### INSTRUCTION
Check each line for the string "color", then give only how many lines have it.
◇ ◇ ◇
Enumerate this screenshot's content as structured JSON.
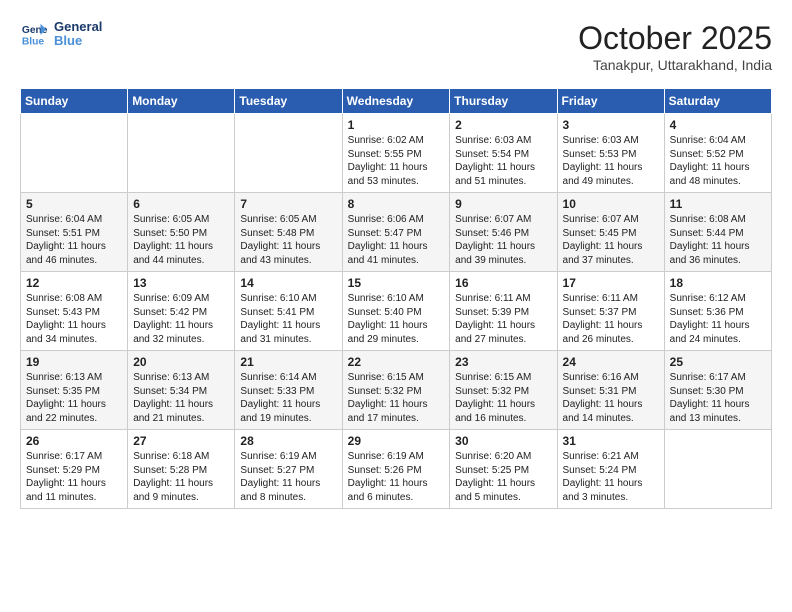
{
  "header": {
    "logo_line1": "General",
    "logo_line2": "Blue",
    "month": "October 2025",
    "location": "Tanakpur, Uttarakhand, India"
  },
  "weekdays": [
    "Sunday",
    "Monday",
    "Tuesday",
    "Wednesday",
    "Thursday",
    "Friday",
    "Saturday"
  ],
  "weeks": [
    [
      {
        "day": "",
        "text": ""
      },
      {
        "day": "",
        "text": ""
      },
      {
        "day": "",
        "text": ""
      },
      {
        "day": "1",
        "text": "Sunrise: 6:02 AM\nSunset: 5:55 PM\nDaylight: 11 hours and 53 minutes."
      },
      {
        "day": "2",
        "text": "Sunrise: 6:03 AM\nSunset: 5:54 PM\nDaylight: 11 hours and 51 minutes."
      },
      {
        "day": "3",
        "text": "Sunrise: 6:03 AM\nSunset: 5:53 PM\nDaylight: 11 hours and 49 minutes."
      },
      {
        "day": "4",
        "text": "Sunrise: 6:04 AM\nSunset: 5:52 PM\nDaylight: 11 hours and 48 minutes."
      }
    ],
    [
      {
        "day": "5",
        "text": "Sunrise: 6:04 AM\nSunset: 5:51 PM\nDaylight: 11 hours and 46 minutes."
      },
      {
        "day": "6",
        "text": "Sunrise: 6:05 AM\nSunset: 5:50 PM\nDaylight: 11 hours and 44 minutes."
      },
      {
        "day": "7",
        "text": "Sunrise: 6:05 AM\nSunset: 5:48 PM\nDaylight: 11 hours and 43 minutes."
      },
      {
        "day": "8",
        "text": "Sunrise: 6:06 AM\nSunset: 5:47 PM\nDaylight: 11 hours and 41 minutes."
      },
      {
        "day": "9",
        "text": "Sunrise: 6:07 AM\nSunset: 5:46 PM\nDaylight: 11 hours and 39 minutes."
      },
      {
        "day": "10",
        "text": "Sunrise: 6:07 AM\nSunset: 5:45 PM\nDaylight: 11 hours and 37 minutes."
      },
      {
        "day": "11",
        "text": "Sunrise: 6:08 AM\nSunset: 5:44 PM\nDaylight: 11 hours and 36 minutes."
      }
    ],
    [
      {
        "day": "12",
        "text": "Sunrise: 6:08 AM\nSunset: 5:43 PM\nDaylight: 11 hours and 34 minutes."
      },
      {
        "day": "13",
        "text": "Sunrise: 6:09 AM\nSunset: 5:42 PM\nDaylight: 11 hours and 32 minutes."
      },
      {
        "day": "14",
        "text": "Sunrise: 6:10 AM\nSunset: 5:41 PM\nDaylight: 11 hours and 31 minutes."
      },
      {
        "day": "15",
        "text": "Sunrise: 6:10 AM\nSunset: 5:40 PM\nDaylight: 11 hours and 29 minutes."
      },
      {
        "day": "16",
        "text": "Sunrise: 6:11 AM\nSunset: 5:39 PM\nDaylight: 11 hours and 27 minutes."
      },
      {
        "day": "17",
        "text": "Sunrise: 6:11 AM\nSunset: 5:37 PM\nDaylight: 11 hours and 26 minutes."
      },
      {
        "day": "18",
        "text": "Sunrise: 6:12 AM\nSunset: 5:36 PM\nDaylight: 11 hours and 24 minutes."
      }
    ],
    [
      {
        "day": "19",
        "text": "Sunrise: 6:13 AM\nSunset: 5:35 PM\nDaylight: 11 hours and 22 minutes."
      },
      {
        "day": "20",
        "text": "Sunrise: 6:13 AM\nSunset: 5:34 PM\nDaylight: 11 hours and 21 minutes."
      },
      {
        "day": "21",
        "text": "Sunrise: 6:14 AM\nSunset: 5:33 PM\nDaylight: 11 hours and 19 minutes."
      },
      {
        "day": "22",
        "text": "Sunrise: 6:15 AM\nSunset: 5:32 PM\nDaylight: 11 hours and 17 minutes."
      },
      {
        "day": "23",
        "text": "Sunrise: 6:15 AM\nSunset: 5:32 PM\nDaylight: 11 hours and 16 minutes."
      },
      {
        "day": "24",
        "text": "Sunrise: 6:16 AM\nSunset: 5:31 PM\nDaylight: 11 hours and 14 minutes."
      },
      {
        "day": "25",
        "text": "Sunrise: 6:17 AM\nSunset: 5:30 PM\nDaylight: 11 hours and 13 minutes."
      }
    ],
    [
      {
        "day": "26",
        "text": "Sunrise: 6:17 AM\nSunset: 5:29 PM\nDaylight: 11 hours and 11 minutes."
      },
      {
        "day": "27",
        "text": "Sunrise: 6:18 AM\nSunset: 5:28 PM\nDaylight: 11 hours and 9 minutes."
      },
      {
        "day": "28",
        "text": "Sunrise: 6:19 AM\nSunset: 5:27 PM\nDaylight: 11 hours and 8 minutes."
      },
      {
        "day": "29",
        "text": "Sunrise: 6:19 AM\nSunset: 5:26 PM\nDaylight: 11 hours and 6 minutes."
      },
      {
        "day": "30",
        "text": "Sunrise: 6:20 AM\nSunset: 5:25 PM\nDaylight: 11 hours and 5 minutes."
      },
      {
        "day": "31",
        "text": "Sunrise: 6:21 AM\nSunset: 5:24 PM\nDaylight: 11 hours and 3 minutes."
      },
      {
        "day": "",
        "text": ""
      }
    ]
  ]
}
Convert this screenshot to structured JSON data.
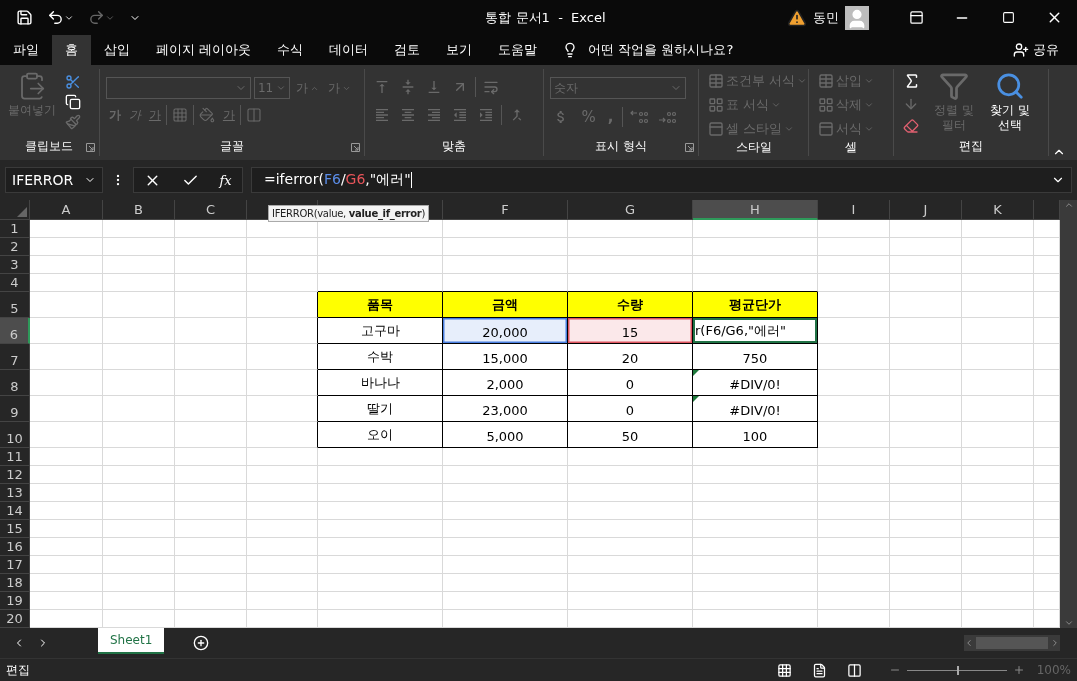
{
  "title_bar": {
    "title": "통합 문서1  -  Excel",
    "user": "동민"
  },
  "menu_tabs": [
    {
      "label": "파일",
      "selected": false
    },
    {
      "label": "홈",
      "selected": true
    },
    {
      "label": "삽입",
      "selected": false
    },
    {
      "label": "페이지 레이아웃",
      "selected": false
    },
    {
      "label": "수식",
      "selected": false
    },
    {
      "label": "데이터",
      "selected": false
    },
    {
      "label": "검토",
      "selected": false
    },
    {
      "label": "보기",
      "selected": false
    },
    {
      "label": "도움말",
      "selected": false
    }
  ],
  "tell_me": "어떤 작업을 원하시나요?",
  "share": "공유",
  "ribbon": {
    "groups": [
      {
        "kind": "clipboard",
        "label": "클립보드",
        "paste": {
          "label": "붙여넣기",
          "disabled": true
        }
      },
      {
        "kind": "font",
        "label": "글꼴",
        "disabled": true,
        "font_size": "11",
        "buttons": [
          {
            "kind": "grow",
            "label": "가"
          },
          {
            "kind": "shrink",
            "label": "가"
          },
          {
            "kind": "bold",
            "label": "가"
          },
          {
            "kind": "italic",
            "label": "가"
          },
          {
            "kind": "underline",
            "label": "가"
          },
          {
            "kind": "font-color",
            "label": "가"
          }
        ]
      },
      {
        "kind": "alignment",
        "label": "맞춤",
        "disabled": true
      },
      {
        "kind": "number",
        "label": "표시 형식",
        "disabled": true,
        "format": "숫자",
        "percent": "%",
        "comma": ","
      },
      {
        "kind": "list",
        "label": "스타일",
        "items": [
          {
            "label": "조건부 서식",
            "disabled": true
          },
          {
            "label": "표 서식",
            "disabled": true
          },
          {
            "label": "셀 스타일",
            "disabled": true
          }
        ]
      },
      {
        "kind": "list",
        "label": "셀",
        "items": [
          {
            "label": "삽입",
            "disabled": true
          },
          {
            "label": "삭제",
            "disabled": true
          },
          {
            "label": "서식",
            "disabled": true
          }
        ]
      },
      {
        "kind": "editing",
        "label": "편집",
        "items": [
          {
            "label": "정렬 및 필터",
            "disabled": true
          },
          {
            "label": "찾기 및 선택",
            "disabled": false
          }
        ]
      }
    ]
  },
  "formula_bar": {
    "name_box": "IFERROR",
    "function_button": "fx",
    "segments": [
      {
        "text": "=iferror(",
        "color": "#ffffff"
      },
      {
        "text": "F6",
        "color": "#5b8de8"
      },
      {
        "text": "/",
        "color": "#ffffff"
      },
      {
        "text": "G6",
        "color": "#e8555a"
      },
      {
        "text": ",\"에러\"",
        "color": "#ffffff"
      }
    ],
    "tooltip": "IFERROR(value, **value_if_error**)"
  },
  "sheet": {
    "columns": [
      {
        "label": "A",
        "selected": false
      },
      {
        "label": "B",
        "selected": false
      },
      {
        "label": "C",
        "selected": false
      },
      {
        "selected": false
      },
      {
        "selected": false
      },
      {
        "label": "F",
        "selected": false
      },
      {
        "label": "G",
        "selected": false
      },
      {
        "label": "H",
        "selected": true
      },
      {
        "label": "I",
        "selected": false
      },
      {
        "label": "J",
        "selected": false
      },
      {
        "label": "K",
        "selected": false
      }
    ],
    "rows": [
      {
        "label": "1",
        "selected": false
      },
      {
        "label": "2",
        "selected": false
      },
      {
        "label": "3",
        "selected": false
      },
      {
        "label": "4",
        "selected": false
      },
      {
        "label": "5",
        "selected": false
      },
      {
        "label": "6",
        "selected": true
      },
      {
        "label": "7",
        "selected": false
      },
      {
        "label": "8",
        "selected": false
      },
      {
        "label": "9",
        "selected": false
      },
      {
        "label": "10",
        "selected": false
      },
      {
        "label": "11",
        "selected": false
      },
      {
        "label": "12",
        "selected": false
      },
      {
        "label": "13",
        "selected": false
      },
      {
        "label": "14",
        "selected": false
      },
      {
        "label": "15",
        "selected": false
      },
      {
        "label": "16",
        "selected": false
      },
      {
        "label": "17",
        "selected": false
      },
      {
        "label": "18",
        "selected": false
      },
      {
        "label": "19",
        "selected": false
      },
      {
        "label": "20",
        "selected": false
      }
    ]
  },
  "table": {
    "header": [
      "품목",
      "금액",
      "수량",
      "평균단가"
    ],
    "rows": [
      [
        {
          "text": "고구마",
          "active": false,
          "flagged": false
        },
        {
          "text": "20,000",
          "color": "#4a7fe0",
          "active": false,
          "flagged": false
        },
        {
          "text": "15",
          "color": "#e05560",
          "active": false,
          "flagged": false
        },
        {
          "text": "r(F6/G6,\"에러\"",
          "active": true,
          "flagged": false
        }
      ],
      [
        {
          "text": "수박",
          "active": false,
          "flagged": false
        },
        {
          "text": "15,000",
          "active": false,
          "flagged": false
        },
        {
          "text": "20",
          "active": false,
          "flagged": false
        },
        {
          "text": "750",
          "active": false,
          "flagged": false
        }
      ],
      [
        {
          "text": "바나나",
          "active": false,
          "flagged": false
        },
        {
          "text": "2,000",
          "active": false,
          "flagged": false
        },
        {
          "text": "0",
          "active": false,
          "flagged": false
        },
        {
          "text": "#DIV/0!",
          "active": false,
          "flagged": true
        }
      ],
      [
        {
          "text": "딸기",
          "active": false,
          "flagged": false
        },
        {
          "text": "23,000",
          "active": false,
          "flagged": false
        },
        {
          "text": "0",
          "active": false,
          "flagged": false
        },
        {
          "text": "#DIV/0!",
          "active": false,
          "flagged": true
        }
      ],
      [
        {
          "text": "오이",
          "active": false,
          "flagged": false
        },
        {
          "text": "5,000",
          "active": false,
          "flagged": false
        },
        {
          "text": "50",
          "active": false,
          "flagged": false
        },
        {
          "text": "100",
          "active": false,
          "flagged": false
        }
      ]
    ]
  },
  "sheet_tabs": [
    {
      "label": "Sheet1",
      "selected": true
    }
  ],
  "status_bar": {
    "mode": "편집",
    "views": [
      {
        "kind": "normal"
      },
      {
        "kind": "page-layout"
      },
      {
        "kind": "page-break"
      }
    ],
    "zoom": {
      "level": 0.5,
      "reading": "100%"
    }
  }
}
◇ ◇ ◇
### EXERCISE ANSWER
8